Only a number is expected: how many lines in these records mention the word "from"?

Extracted material:
________________________________________

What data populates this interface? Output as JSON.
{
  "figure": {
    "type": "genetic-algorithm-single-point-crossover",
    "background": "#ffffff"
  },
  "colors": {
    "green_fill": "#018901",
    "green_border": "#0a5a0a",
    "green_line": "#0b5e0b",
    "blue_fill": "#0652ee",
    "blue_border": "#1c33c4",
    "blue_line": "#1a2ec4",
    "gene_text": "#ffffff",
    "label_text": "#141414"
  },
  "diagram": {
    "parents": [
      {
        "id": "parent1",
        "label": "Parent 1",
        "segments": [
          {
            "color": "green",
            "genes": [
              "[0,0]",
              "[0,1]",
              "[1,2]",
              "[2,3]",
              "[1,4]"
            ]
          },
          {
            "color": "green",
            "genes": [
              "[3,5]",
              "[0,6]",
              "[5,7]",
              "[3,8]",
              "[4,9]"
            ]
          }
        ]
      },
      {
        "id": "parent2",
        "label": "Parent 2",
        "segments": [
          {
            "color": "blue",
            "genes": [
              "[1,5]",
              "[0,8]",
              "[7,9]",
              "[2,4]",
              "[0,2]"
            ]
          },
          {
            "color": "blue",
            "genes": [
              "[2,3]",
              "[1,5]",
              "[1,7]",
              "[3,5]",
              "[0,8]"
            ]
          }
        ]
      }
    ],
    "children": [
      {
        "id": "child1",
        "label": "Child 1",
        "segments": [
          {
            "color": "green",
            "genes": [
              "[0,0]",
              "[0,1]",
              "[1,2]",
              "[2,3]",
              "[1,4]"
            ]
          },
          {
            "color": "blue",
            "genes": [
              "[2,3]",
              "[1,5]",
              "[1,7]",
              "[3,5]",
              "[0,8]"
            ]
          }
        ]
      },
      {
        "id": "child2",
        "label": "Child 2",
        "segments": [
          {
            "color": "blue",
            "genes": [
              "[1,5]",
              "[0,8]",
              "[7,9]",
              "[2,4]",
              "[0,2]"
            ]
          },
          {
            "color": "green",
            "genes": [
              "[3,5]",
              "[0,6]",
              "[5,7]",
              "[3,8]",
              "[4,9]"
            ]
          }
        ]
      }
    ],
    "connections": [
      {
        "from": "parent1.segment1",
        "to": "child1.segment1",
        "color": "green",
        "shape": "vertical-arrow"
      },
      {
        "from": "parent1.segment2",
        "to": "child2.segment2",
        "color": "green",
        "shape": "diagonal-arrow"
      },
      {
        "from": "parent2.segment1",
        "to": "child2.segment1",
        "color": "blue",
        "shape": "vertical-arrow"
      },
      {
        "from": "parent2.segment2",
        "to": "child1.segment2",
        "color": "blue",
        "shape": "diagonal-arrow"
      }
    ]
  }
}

________________________________________

The completed task:
4